* Task objective
Return each line of the listing that contains the string "marker".

Data entries for graphics
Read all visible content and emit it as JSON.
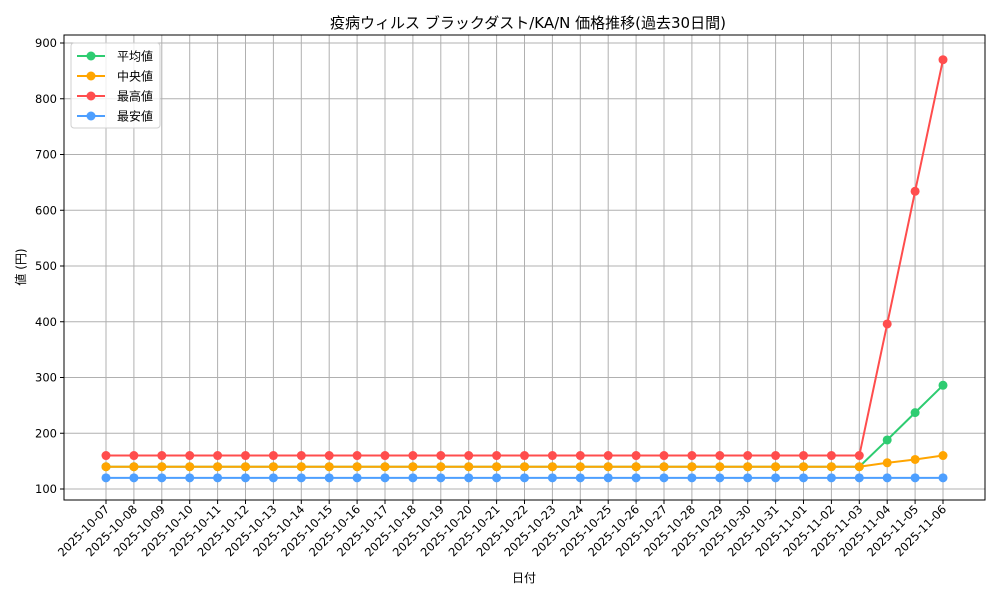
{
  "chart_data": {
    "type": "line",
    "title": "疫病ウィルス ブラックダスト/KA/N 価格推移(過去30日間)",
    "xlabel": "日付",
    "ylabel": "値 (円)",
    "ylim": [
      80,
      905
    ],
    "yticks": [
      100,
      200,
      300,
      400,
      500,
      600,
      700,
      800,
      900
    ],
    "grid": true,
    "legend_position": "upper left",
    "x": [
      "2025-10-07",
      "2025-10-08",
      "2025-10-09",
      "2025-10-10",
      "2025-10-11",
      "2025-10-12",
      "2025-10-13",
      "2025-10-14",
      "2025-10-15",
      "2025-10-16",
      "2025-10-17",
      "2025-10-18",
      "2025-10-19",
      "2025-10-20",
      "2025-10-21",
      "2025-10-22",
      "2025-10-23",
      "2025-10-24",
      "2025-10-25",
      "2025-10-26",
      "2025-10-27",
      "2025-10-28",
      "2025-10-29",
      "2025-10-30",
      "2025-10-31",
      "2025-11-01",
      "2025-11-02",
      "2025-11-03",
      "2025-11-04",
      "2025-11-05",
      "2025-11-06"
    ],
    "series": [
      {
        "name": "平均値",
        "color": "#2ecc71",
        "values": [
          140,
          140,
          140,
          140,
          140,
          140,
          140,
          140,
          140,
          140,
          140,
          140,
          140,
          140,
          140,
          140,
          140,
          140,
          140,
          140,
          140,
          140,
          140,
          140,
          140,
          140,
          140,
          140,
          188,
          237,
          286
        ]
      },
      {
        "name": "中央値",
        "color": "#ffa500",
        "values": [
          140,
          140,
          140,
          140,
          140,
          140,
          140,
          140,
          140,
          140,
          140,
          140,
          140,
          140,
          140,
          140,
          140,
          140,
          140,
          140,
          140,
          140,
          140,
          140,
          140,
          140,
          140,
          140,
          147,
          153,
          160
        ]
      },
      {
        "name": "最高値",
        "color": "#ff4d4d",
        "values": [
          160,
          160,
          160,
          160,
          160,
          160,
          160,
          160,
          160,
          160,
          160,
          160,
          160,
          160,
          160,
          160,
          160,
          160,
          160,
          160,
          160,
          160,
          160,
          160,
          160,
          160,
          160,
          160,
          396,
          634,
          870
        ]
      },
      {
        "name": "最安値",
        "color": "#4d9fff",
        "values": [
          120,
          120,
          120,
          120,
          120,
          120,
          120,
          120,
          120,
          120,
          120,
          120,
          120,
          120,
          120,
          120,
          120,
          120,
          120,
          120,
          120,
          120,
          120,
          120,
          120,
          120,
          120,
          120,
          120,
          120,
          120
        ]
      }
    ]
  }
}
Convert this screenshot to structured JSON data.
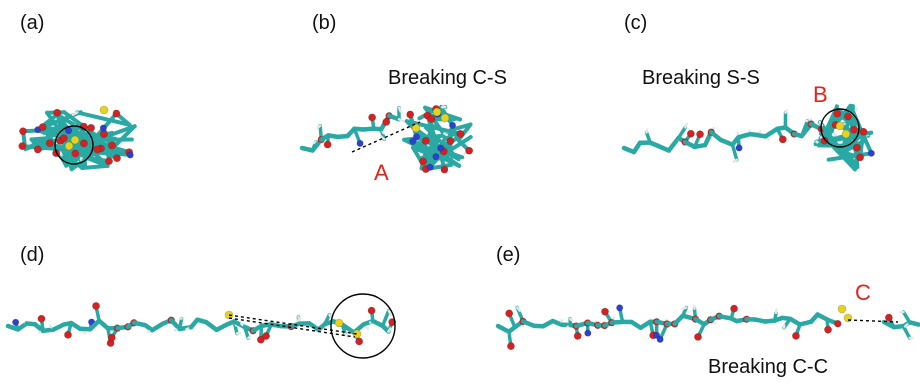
{
  "panels": [
    {
      "id": "a",
      "label": "(a)"
    },
    {
      "id": "b",
      "label": "(b)",
      "annotation": "Breaking C-S",
      "marker": "A"
    },
    {
      "id": "c",
      "label": "(c)",
      "annotation": "Breaking S-S",
      "marker": "B"
    },
    {
      "id": "d",
      "label": "(d)"
    },
    {
      "id": "e",
      "label": "(e)",
      "annotation": "Breaking C-C",
      "marker": "C"
    }
  ],
  "colors": {
    "carbon": "#2aa9a4",
    "hydrogen": "#e6e6e6",
    "oxygen": "#d42222",
    "nitrogen": "#2f3fd0",
    "sulfur": "#e8d21e",
    "marker": "#e8211c"
  }
}
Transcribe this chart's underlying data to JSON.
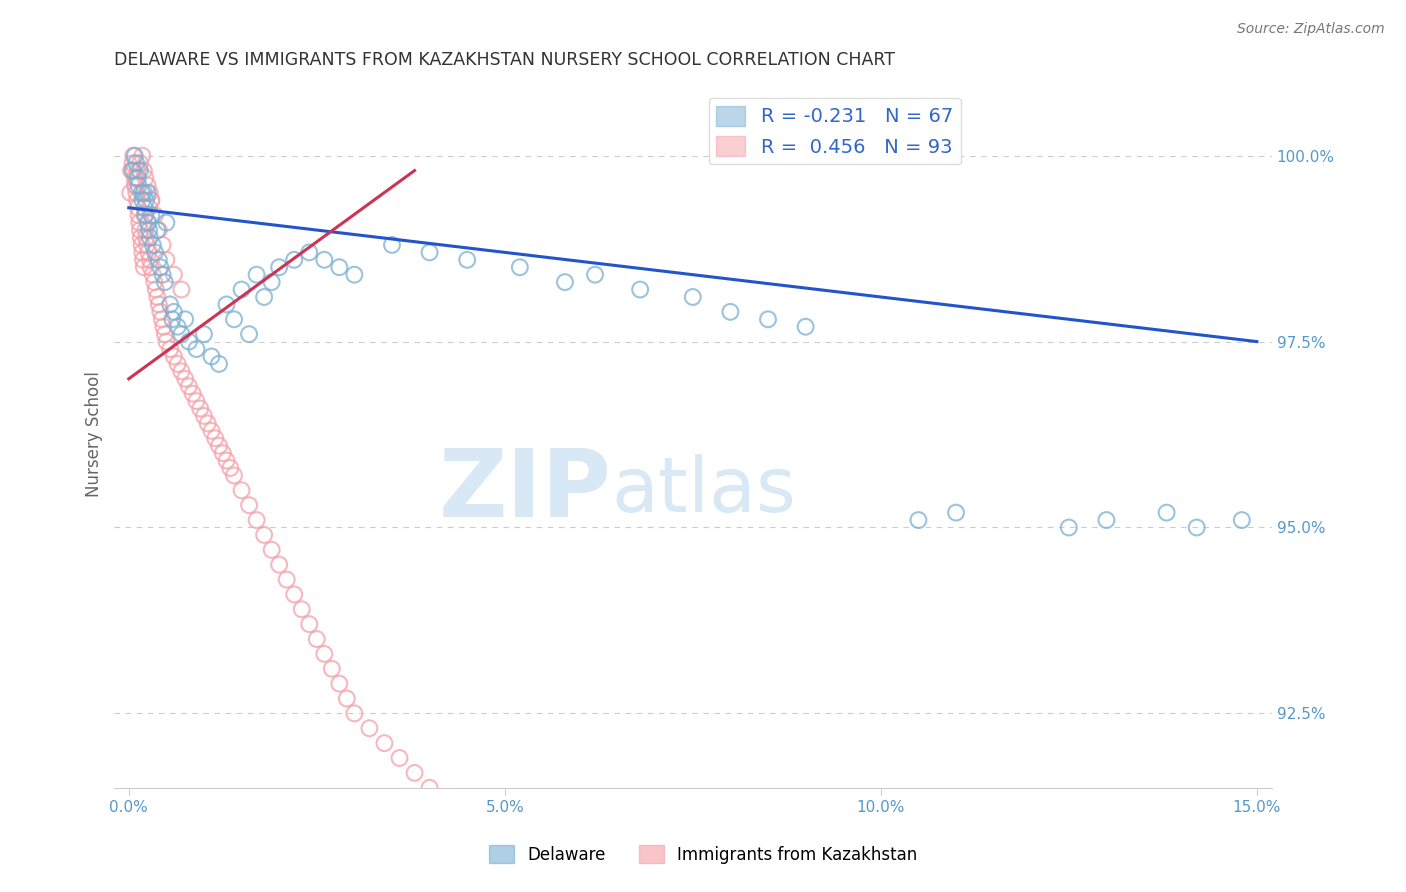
{
  "title": "DELAWARE VS IMMIGRANTS FROM KAZAKHSTAN NURSERY SCHOOL CORRELATION CHART",
  "source": "Source: ZipAtlas.com",
  "ylabel": "Nursery School",
  "xlim": [
    -0.2,
    15.2
  ],
  "ylim": [
    91.5,
    101.0
  ],
  "xticks": [
    0.0,
    5.0,
    10.0,
    15.0
  ],
  "yticks": [
    92.5,
    95.0,
    97.5,
    100.0
  ],
  "xtick_labels": [
    "0.0%",
    "5.0%",
    "10.0%",
    "15.0%"
  ],
  "ytick_labels": [
    "92.5%",
    "95.0%",
    "97.5%",
    "100.0%"
  ],
  "delaware_color": "#7BAFD4",
  "kazakhstan_color": "#F4A0A8",
  "delaware_R": -0.231,
  "delaware_N": 67,
  "kazakhstan_R": 0.456,
  "kazakhstan_N": 93,
  "blue_line_color": "#2255CC",
  "pink_line_color": "#CC3355",
  "background_color": "#FFFFFF",
  "watermark_color": "#D8E8F5",
  "title_color": "#333333",
  "tick_color": "#5599CC",
  "ylabel_color": "#666666",
  "delaware_x": [
    0.05,
    0.08,
    0.1,
    0.12,
    0.13,
    0.15,
    0.17,
    0.18,
    0.2,
    0.21,
    0.22,
    0.23,
    0.25,
    0.26,
    0.27,
    0.28,
    0.3,
    0.32,
    0.35,
    0.38,
    0.4,
    0.42,
    0.45,
    0.48,
    0.5,
    0.55,
    0.58,
    0.6,
    0.65,
    0.7,
    0.75,
    0.8,
    0.9,
    1.0,
    1.1,
    1.2,
    1.3,
    1.4,
    1.5,
    1.6,
    1.7,
    1.8,
    1.9,
    2.0,
    2.2,
    2.4,
    2.6,
    2.8,
    3.0,
    3.5,
    4.0,
    4.5,
    5.2,
    5.8,
    6.2,
    6.8,
    7.5,
    8.0,
    8.5,
    9.0,
    10.5,
    11.0,
    12.5,
    13.0,
    13.8,
    14.2,
    14.8
  ],
  "delaware_y": [
    99.8,
    100.0,
    99.9,
    99.7,
    99.6,
    99.8,
    99.5,
    99.4,
    99.5,
    99.3,
    99.2,
    99.4,
    99.5,
    99.1,
    99.0,
    98.9,
    99.2,
    98.8,
    98.7,
    99.0,
    98.6,
    98.5,
    98.4,
    98.3,
    99.1,
    98.0,
    97.8,
    97.9,
    97.7,
    97.6,
    97.8,
    97.5,
    97.4,
    97.6,
    97.3,
    97.2,
    98.0,
    97.8,
    98.2,
    97.6,
    98.4,
    98.1,
    98.3,
    98.5,
    98.6,
    98.7,
    98.6,
    98.5,
    98.4,
    98.8,
    98.7,
    98.6,
    98.5,
    98.3,
    98.4,
    98.2,
    98.1,
    97.9,
    97.8,
    97.7,
    95.1,
    95.2,
    95.0,
    95.1,
    95.2,
    95.0,
    95.1
  ],
  "kazakhstan_x": [
    0.02,
    0.03,
    0.05,
    0.06,
    0.07,
    0.08,
    0.09,
    0.1,
    0.11,
    0.12,
    0.13,
    0.14,
    0.15,
    0.16,
    0.17,
    0.18,
    0.19,
    0.2,
    0.21,
    0.22,
    0.23,
    0.24,
    0.25,
    0.26,
    0.27,
    0.28,
    0.29,
    0.3,
    0.32,
    0.34,
    0.36,
    0.38,
    0.4,
    0.42,
    0.44,
    0.46,
    0.48,
    0.5,
    0.55,
    0.6,
    0.65,
    0.7,
    0.75,
    0.8,
    0.85,
    0.9,
    0.95,
    1.0,
    1.05,
    1.1,
    1.15,
    1.2,
    1.25,
    1.3,
    1.35,
    1.4,
    1.5,
    1.6,
    1.7,
    1.8,
    1.9,
    2.0,
    2.1,
    2.2,
    2.3,
    2.4,
    2.5,
    2.6,
    2.7,
    2.8,
    2.9,
    3.0,
    3.2,
    3.4,
    3.6,
    3.8,
    4.0,
    0.08,
    0.1,
    0.12,
    0.15,
    0.18,
    0.2,
    0.22,
    0.25,
    0.28,
    0.3,
    0.35,
    0.4,
    0.45,
    0.5,
    0.6,
    0.7
  ],
  "kazakhstan_y": [
    99.5,
    99.8,
    99.9,
    100.0,
    99.8,
    99.7,
    99.6,
    99.5,
    99.4,
    99.3,
    99.2,
    99.1,
    99.0,
    98.9,
    98.8,
    98.7,
    98.6,
    98.5,
    99.2,
    99.0,
    98.9,
    98.8,
    99.1,
    98.7,
    99.3,
    98.6,
    98.5,
    99.4,
    98.4,
    98.3,
    98.2,
    98.1,
    98.0,
    97.9,
    97.8,
    97.7,
    97.6,
    97.5,
    97.4,
    97.3,
    97.2,
    97.1,
    97.0,
    96.9,
    96.8,
    96.7,
    96.6,
    96.5,
    96.4,
    96.3,
    96.2,
    96.1,
    96.0,
    95.9,
    95.8,
    95.7,
    95.5,
    95.3,
    95.1,
    94.9,
    94.7,
    94.5,
    94.3,
    94.1,
    93.9,
    93.7,
    93.5,
    93.3,
    93.1,
    92.9,
    92.7,
    92.5,
    92.3,
    92.1,
    91.9,
    91.7,
    91.5,
    99.6,
    99.7,
    99.8,
    99.9,
    100.0,
    99.8,
    99.7,
    99.6,
    99.5,
    99.4,
    99.2,
    99.0,
    98.8,
    98.6,
    98.4,
    98.2
  ],
  "del_line_x0": 0.0,
  "del_line_x1": 15.0,
  "del_line_y0": 99.3,
  "del_line_y1": 97.5,
  "kaz_line_x0": 0.0,
  "kaz_line_x1": 3.8,
  "kaz_line_y0": 97.0,
  "kaz_line_y1": 99.8
}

* Solution to this task
      "marker": "A"
      "marker": "B"
      "marker": "C"
    "marker": "#e8211c"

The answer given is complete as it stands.